--- START ---
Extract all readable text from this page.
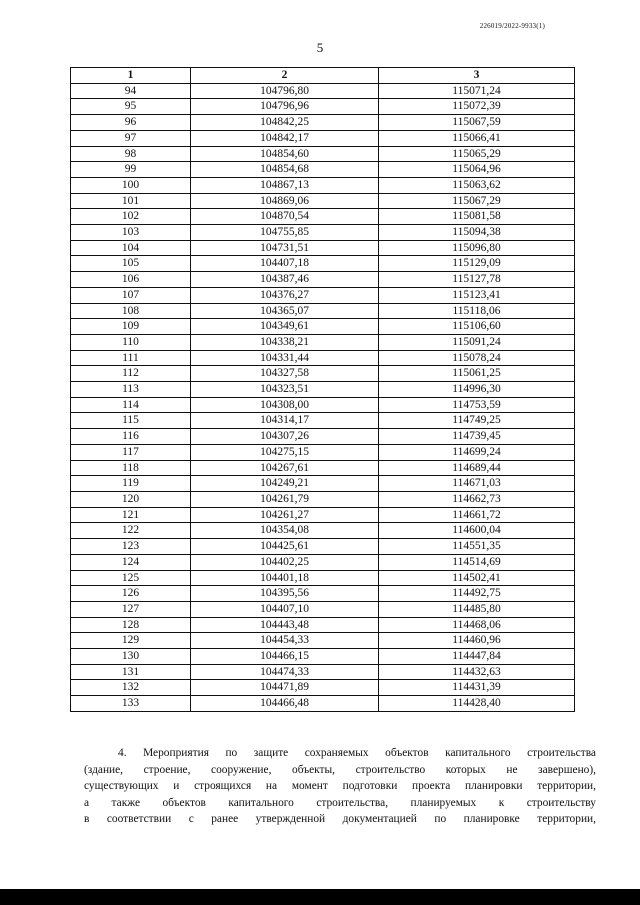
226019/2022-9933(1)
5
1	2	3
94	104796,80	115071,24
95	104796,96	115072,39
96	104842,25	115067,59
97	104842,17	115066,41
98	104854,60	115065,29
99	104854,68	115064,96
100	104867,13	115063,62
101	104869,06	115067,29
102	104870,54	115081,58
103	104755,85	115094,38
104	104731,51	115096,80
105	104407,18	115129,09
106	104387,46	115127,78
107	104376,27	115123,41
108	104365,07	115118,06
109	104349,61	115106,60
110	104338,21	115091,24
111	104331,44	115078,24
112	104327,58	115061,25
113	104323,51	114996,30
114	104308,00	114753,59
115	104314,17	114749,25
116	104307,26	114739,45
117	104275,15	114699,24
118	104267,61	114689,44
119	104249,21	114671,03
120	104261,79	114662,73
121	104261,27	114661,72
122	104354,08	114600,04
123	104425,61	114551,35
124	104402,25	114514,69
125	104401,18	114502,41
126	104395,56	114492,75
127	104407,10	114485,80
128	104443,48	114468,06
129	104454,33	114460,96
130	104466,15	114447,84
131	104474,33	114432,63
132	104471,89	114431,39
133	104466,48	114428,40
4. Мероприятия по защите сохраняемых объектов капитального строительства
(здание, строение, сооружение, объекты, строительство которых не завершено),
существующих и строящихся на момент подготовки проекта планировки территории,
а также объектов капитального строительства, планируемых к строительству
в соответствии с ранее утвержденной документацией по планировке территории,
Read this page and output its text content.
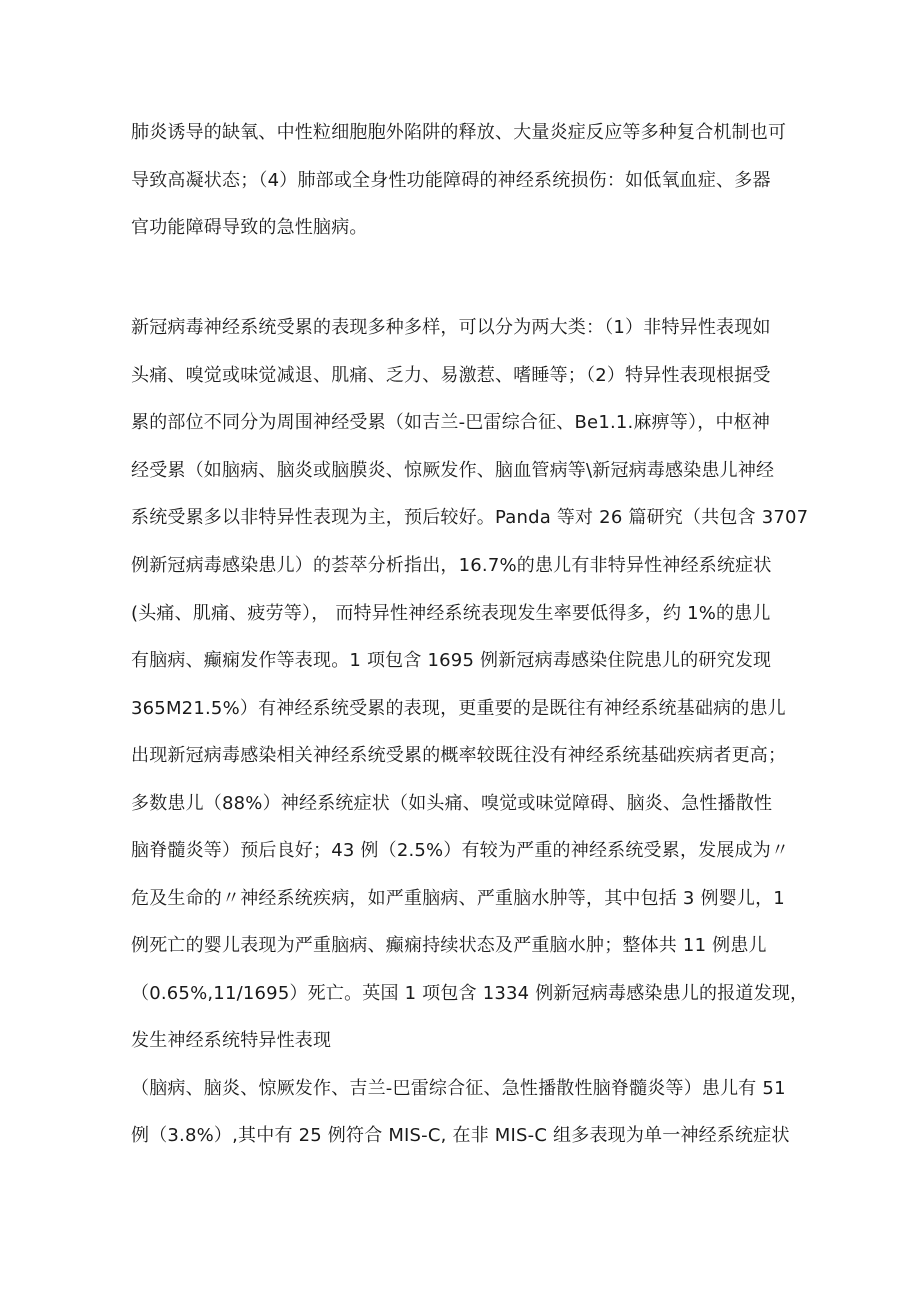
肺炎诱导的缺氧、中性粒细胞胞外陷阱的释放、大量炎症反应等多种复合机制也可
导致高凝状态；（4）肺部或全身性功能障碍的神经系统损伤：如低氧血症、多器
官功能障碍导致的急性脑病。
新冠病毒神经系统受累的表现多种多样，可以分为两大类：（1）非特异性表现如
头痛、嗅觉或味觉减退、肌痛、乏力、易激惹、嗜睡等；（2）特异性表现根据受
累的部位不同分为周围神经受累（如吉兰-巴雷综合征、Be1.1.麻痹等），中枢神
经受累（如脑病、脑炎或脑膜炎、惊厥发作、脑血管病等\新冠病毒感染患儿神经
系统受累多以非特异性表现为主，预后较好。Panda 等对 26 篇研究（共包含 3707
例新冠病毒感染患儿）的荟萃分析指出，16.7%的患儿有非特异性神经系统症状
(头痛、肌痛、疲劳等）， 而特异性神经系统表现发生率要低得多，约 1%的患儿
有脑病、癫痫发作等表现。1 项包含 1695 例新冠病毒感染住院患儿的研究发现
365M21.5%）有神经系统受累的表现，更重要的是既往有神经系统基础病的患儿
出现新冠病毒感染相关神经系统受累的概率较既往没有神经系统基础疾病者更高；
多数患儿（88%）神经系统症状（如头痛、嗅觉或味觉障碍、脑炎、急性播散性
脑脊髓炎等）预后良好；43 例（2.5%）有较为严重的神经系统受累，发展成为〃
危及生命的〃神经系统疾病，如严重脑病、严重脑水肿等，其中包括 3 例婴儿，1
例死亡的婴儿表现为严重脑病、癫痫持续状态及严重脑水肿；整体共 11 例患儿
（0.65%,11/1695）死亡。英国 1 项包含 1334 例新冠病毒感染患儿的报道发现，
发生神经系统特异性表现
（脑病、脑炎、惊厥发作、吉兰-巴雷综合征、急性播散性脑脊髓炎等）患儿有 51
例（3.8%）,其中有 25 例符合 MIS-C, 在非 MIS-C 组多表现为单一神经系统症状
--- END ---
* [Objective]
Restate the listing above word for word, and skip the pictures.

* [Written solution]
Extract all readable text from this page.
226019/2022-9933(1)
5
1	2	3
94	104796,80	115071,24
95	104796,96	115072,39
96	104842,25	115067,59
97	104842,17	115066,41
98	104854,60	115065,29
99	104854,68	115064,96
100	104867,13	115063,62
101	104869,06	115067,29
102	104870,54	115081,58
103	104755,85	115094,38
104	104731,51	115096,80
105	104407,18	115129,09
106	104387,46	115127,78
107	104376,27	115123,41
108	104365,07	115118,06
109	104349,61	115106,60
110	104338,21	115091,24
111	104331,44	115078,24
112	104327,58	115061,25
113	104323,51	114996,30
114	104308,00	114753,59
115	104314,17	114749,25
116	104307,26	114739,45
117	104275,15	114699,24
118	104267,61	114689,44
119	104249,21	114671,03
120	104261,79	114662,73
121	104261,27	114661,72
122	104354,08	114600,04
123	104425,61	114551,35
124	104402,25	114514,69
125	104401,18	114502,41
126	104395,56	114492,75
127	104407,10	114485,80
128	104443,48	114468,06
129	104454,33	114460,96
130	104466,15	114447,84
131	104474,33	114432,63
132	104471,89	114431,39
133	104466,48	114428,40
4. Мероприятия по защите сохраняемых объектов капитального строительства
(здание, строение, сооружение, объекты, строительство которых не завершено),
существующих и строящихся на момент подготовки проекта планировки территории,
а также объектов капитального строительства, планируемых к строительству
в соответствии с ранее утвержденной документацией по планировке территории,
Read this page and output its text content.
肺炎诱导的缺氧、中性粒细胞胞外陷阱的释放、大量炎症反应等多种复合机制也可
导致高凝状态；（4）肺部或全身性功能障碍的神经系统损伤：如低氧血症、多器
官功能障碍导致的急性脑病。
新冠病毒神经系统受累的表现多种多样，可以分为两大类：（1）非特异性表现如
头痛、嗅觉或味觉减退、肌痛、乏力、易激惹、嗜睡等；（2）特异性表现根据受
累的部位不同分为周围神经受累（如吉兰-巴雷综合征、Be1.1.麻痹等），中枢神
经受累（如脑病、脑炎或脑膜炎、惊厥发作、脑血管病等\新冠病毒感染患儿神经
系统受累多以非特异性表现为主，预后较好。Panda 等对 26 篇研究（共包含 3707
例新冠病毒感染患儿）的荟萃分析指出，16.7%的患儿有非特异性神经系统症状
(头痛、肌痛、疲劳等）， 而特异性神经系统表现发生率要低得多，约 1%的患儿
有脑病、癫痫发作等表现。1 项包含 1695 例新冠病毒感染住院患儿的研究发现
365M21.5%）有神经系统受累的表现，更重要的是既往有神经系统基础病的患儿
出现新冠病毒感染相关神经系统受累的概率较既往没有神经系统基础疾病者更高；
多数患儿（88%）神经系统症状（如头痛、嗅觉或味觉障碍、脑炎、急性播散性
脑脊髓炎等）预后良好；43 例（2.5%）有较为严重的神经系统受累，发展成为〃
危及生命的〃神经系统疾病，如严重脑病、严重脑水肿等，其中包括 3 例婴儿，1
例死亡的婴儿表现为严重脑病、癫痫持续状态及严重脑水肿；整体共 11 例患儿
（0.65%,11/1695）死亡。英国 1 项包含 1334 例新冠病毒感染患儿的报道发现，
发生神经系统特异性表现
（脑病、脑炎、惊厥发作、吉兰-巴雷综合征、急性播散性脑脊髓炎等）患儿有 51
例（3.8%）,其中有 25 例符合 MIS-C, 在非 MIS-C 组多表现为单一神经系统症状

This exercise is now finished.